Data for this exercise:
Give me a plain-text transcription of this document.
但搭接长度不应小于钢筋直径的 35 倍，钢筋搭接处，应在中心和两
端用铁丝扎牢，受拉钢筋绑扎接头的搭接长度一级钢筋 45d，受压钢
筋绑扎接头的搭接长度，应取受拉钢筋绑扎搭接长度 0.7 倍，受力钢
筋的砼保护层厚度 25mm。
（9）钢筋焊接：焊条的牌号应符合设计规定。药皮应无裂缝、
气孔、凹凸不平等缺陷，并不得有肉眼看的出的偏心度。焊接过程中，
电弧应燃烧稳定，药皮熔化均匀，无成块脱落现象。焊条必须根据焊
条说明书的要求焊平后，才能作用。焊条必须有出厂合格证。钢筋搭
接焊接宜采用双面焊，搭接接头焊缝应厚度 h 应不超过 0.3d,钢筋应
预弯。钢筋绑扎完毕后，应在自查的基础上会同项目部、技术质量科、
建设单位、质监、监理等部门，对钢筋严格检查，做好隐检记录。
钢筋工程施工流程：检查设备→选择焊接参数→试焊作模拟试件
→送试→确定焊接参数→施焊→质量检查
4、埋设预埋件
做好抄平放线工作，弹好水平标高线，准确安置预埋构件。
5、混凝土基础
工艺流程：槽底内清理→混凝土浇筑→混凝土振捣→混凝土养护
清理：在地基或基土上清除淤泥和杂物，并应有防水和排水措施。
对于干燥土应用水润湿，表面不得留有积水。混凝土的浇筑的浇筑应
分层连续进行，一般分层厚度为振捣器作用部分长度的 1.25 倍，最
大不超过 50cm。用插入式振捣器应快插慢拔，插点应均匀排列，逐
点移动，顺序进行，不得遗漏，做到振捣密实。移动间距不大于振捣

Challenge:
Return each entry from above without altering a single character.

Exercise result:
Give me a plain-text transcription of this document.
但搭接长度不应小于钢筋直径的 35 倍，钢筋搭接处，应在中心和两
端用铁丝扎牢，受拉钢筋绑扎接头的搭接长度一级钢筋 45d，受压钢
筋绑扎接头的搭接长度，应取受拉钢筋绑扎搭接长度 0.7 倍，受力钢
筋的砼保护层厚度 25mm。
（9）钢筋焊接：焊条的牌号应符合设计规定。药皮应无裂缝、
气孔、凹凸不平等缺陷，并不得有肉眼看的出的偏心度。焊接过程中，
电弧应燃烧稳定，药皮熔化均匀，无成块脱落现象。焊条必须根据焊
条说明书的要求焊平后，才能作用。焊条必须有出厂合格证。钢筋搭
接焊接宜采用双面焊，搭接接头焊缝应厚度 h 应不超过 0.3d,钢筋应
预弯。钢筋绑扎完毕后，应在自查的基础上会同项目部、技术质量科、
建设单位、质监、监理等部门，对钢筋严格检查，做好隐检记录。
钢筋工程施工流程：检查设备→选择焊接参数→试焊作模拟试件
→送试→确定焊接参数→施焊→质量检查
4、埋设预埋件
做好抄平放线工作，弹好水平标高线，准确安置预埋构件。
5、混凝土基础
工艺流程：槽底内清理→混凝土浇筑→混凝土振捣→混凝土养护
清理：在地基或基土上清除淤泥和杂物，并应有防水和排水措施。
对于干燥土应用水润湿，表面不得留有积水。混凝土的浇筑的浇筑应
分层连续进行，一般分层厚度为振捣器作用部分长度的 1.25 倍，最
大不超过 50cm。用插入式振捣器应快插慢拔，插点应均匀排列，逐
点移动，顺序进行，不得遗漏，做到振捣密实。移动间距不大于振捣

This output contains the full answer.